-- Stated goal --
Gather each line containing the string "无法承受之痛" from these entries.

[Collection entries]

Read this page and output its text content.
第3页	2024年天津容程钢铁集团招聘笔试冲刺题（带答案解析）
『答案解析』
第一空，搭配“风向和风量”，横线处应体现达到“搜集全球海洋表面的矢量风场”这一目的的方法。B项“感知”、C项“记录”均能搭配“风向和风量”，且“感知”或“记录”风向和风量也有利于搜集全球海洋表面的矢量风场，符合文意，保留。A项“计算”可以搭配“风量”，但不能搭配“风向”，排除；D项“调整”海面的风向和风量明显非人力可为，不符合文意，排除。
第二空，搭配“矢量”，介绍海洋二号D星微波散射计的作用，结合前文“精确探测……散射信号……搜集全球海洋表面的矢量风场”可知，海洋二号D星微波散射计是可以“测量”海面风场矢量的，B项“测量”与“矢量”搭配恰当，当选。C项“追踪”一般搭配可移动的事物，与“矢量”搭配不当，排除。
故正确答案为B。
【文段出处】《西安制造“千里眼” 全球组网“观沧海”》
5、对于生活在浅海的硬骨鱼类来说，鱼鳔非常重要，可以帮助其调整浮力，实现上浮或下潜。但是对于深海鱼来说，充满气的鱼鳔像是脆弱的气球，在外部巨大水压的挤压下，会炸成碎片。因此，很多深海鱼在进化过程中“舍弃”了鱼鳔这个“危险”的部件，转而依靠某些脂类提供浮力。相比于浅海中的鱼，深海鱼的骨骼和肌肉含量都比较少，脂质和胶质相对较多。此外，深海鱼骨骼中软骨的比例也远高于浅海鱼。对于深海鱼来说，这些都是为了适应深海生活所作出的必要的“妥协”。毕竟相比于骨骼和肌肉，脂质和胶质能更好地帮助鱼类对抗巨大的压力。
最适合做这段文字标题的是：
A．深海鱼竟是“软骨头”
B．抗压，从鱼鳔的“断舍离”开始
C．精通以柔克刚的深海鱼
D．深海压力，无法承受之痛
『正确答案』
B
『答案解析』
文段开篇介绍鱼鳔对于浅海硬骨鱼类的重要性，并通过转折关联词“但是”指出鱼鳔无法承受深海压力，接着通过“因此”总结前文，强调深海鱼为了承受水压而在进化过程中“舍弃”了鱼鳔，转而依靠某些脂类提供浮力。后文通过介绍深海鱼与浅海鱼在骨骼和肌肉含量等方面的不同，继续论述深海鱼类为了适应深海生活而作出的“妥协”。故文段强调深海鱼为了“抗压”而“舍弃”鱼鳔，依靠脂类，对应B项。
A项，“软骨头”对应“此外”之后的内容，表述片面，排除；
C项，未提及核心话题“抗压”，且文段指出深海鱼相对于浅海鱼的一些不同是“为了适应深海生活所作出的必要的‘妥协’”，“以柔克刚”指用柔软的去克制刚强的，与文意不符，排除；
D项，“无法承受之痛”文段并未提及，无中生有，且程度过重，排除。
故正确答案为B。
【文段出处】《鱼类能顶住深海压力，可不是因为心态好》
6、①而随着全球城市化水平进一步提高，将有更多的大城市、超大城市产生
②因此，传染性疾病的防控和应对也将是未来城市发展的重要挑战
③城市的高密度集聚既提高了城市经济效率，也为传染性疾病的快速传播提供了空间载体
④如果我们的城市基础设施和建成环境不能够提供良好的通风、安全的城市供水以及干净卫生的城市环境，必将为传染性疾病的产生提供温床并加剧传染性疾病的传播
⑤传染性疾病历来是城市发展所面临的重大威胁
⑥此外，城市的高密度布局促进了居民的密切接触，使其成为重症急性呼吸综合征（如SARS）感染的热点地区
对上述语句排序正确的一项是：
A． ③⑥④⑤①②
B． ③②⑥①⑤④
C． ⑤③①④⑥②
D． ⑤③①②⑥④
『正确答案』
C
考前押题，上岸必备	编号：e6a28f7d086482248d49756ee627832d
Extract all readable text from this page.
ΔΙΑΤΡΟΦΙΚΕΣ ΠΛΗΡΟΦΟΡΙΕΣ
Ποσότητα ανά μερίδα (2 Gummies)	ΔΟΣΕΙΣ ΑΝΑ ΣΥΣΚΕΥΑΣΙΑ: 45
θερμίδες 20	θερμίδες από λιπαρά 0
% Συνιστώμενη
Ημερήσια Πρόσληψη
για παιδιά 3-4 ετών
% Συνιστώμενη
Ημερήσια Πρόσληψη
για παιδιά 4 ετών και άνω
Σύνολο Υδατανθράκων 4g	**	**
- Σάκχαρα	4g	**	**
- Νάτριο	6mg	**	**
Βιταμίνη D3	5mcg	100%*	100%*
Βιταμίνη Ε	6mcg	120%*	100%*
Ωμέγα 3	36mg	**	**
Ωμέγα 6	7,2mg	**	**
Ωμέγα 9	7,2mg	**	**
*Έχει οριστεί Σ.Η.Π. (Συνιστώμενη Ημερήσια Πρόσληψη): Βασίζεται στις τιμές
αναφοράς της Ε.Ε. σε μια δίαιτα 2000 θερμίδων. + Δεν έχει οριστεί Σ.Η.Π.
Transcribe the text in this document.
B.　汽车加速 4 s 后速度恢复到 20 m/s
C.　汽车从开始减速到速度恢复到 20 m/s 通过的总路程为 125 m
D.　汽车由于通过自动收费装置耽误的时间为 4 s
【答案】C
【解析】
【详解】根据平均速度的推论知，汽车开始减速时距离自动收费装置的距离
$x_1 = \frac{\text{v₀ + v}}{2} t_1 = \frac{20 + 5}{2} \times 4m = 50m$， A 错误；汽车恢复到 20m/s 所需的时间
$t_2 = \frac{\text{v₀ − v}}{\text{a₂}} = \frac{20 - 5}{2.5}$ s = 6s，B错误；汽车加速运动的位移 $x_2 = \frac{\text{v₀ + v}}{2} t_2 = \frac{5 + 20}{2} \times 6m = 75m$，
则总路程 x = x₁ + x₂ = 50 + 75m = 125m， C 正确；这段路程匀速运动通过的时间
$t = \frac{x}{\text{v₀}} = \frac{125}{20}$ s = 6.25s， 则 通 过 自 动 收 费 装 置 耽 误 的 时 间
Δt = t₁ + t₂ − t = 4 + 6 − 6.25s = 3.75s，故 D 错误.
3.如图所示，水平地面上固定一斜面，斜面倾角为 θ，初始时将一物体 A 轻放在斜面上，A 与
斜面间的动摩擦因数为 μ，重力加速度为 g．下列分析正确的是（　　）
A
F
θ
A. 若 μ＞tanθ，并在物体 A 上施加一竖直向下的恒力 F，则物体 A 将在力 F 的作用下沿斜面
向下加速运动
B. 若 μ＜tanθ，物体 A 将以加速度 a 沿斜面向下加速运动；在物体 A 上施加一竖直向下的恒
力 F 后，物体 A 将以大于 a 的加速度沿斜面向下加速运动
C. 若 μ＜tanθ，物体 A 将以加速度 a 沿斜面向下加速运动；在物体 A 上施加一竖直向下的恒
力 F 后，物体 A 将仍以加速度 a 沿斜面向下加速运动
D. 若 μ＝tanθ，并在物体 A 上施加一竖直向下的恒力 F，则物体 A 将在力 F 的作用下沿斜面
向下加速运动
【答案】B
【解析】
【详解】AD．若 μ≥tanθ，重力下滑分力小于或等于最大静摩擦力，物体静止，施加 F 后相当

-- Result of the task --
D．深海压力，无法承受之痛
D项，“无法承受之痛”文段并未提及，无中生有，且程度过重，排除。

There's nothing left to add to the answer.